**Problem description:**
Give back exactly the lines that run from the line containing "Read this page and output its text content." through the end of the listing below. Leave out every other line.

** START OF Material for this task **

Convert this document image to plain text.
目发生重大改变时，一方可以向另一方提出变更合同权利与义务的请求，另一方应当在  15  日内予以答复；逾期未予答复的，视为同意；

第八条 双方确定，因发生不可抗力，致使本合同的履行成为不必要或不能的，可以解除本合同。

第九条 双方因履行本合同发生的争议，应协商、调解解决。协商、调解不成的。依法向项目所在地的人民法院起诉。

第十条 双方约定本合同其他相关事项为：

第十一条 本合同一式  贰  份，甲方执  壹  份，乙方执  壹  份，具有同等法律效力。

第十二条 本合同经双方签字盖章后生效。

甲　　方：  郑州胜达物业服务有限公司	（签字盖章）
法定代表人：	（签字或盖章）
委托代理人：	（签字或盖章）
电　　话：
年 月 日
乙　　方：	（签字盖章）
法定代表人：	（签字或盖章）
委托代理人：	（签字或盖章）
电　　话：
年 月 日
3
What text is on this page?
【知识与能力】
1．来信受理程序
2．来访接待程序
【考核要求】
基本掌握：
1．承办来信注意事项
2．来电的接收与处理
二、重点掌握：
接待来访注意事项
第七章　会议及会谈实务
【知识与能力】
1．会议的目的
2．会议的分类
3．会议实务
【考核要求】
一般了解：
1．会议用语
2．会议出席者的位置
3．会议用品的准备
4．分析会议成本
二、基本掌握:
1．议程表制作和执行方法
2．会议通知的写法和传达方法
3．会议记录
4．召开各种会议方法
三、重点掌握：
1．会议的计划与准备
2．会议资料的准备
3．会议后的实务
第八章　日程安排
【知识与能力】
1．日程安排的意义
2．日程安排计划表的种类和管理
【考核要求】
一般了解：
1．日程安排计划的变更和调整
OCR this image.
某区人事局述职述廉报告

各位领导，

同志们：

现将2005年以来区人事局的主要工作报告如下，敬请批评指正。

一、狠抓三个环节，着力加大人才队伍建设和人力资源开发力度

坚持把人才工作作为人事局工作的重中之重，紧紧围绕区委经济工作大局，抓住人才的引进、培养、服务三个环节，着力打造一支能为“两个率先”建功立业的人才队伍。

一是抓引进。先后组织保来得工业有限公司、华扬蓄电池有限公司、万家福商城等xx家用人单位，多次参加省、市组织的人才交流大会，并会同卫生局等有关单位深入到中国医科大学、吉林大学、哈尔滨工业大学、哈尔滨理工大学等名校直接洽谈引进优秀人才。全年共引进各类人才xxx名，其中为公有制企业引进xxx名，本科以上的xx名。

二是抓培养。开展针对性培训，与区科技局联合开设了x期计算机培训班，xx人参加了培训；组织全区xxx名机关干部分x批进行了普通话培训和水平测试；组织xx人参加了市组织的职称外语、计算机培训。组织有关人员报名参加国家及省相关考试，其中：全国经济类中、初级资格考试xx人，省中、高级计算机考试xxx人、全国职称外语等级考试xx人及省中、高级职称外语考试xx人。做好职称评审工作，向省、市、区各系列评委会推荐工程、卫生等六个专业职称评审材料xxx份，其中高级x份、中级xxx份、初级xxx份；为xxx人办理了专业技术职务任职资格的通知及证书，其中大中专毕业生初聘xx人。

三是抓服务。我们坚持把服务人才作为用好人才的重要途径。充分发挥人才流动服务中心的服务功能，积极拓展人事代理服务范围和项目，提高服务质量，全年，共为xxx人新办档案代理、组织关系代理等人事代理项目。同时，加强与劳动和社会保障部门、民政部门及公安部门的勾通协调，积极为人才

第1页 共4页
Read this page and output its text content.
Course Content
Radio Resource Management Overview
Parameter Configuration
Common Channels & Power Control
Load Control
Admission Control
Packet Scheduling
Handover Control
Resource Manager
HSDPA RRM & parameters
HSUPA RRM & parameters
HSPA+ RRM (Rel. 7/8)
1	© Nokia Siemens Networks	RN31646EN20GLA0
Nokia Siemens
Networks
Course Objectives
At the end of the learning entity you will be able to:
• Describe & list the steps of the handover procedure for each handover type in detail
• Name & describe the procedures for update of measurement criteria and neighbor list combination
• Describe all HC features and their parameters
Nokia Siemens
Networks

** END OF Material for this task **

**Correct response:**
Read this page and output its text content.
Course Content
Radio Resource Management Overview
Parameter Configuration
Common Channels & Power Control
Load Control
Admission Control
Packet Scheduling
Handover Control
Resource Manager
HSDPA RRM & parameters
HSUPA RRM & parameters
HSPA+ RRM (Rel. 7/8)
1	© Nokia Siemens Networks	RN31646EN20GLA0
Nokia Siemens
Networks
Course Objectives
At the end of the learning entity you will be able to:
• Describe & list the steps of the handover procedure for each handover type in detail
• Name & describe the procedures for update of measurement criteria and neighbor list combination
• Describe all HC features and their parameters
Nokia Siemens
Networks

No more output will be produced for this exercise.